*Dataset listings of figures*.
§ §
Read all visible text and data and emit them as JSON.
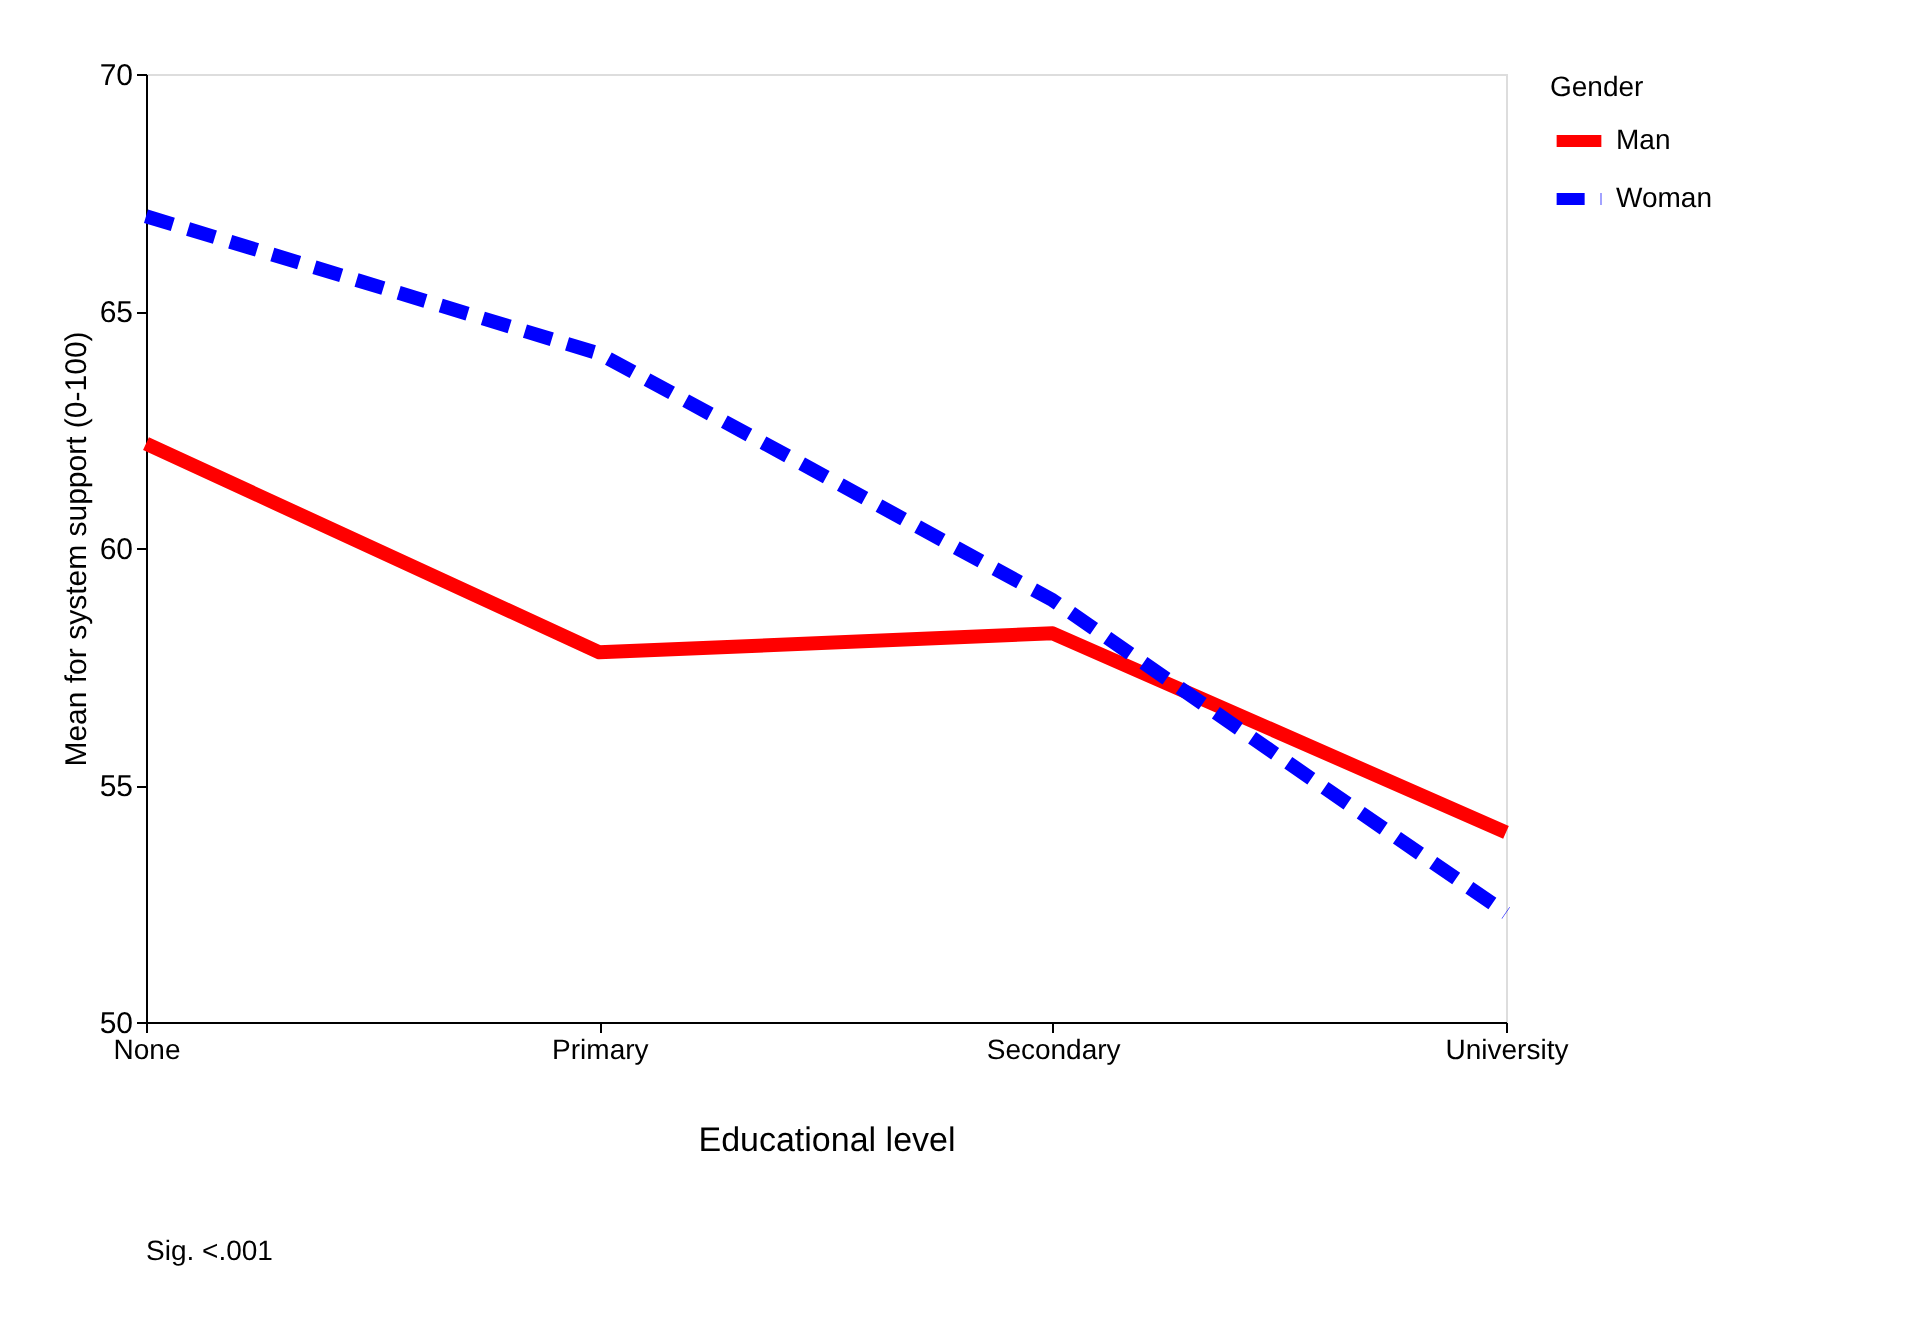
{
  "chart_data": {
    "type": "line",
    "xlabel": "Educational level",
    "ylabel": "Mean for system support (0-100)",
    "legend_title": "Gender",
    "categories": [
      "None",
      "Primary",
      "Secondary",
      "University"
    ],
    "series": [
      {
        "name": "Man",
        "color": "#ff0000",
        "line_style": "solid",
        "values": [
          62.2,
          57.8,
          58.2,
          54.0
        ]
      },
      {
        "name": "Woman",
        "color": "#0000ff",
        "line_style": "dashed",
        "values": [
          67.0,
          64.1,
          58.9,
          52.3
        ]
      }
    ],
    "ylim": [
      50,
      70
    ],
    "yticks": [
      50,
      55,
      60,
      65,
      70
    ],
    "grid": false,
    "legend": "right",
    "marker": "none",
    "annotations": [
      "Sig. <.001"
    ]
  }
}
§ §
*DIRECTIONS FOR THIS TASK*. Quote the preceding records in their entirety, excluding every picture.

*ANSWER*.
Read all visible text and data and emit them as JSON.
{
  "chart_data": {
    "type": "line",
    "xlabel": "Educational level",
    "ylabel": "Mean for system support (0-100)",
    "legend_title": "Gender",
    "categories": [
      "None",
      "Primary",
      "Secondary",
      "University"
    ],
    "series": [
      {
        "name": "Man",
        "color": "#ff0000",
        "line_style": "solid",
        "values": [
          62.2,
          57.8,
          58.2,
          54.0
        ]
      },
      {
        "name": "Woman",
        "color": "#0000ff",
        "line_style": "dashed",
        "values": [
          67.0,
          64.1,
          58.9,
          52.3
        ]
      }
    ],
    "ylim": [
      50,
      70
    ],
    "yticks": [
      50,
      55,
      60,
      65,
      70
    ],
    "grid": false,
    "legend": "right",
    "marker": "none",
    "annotations": [
      "Sig. <.001"
    ]
  }
}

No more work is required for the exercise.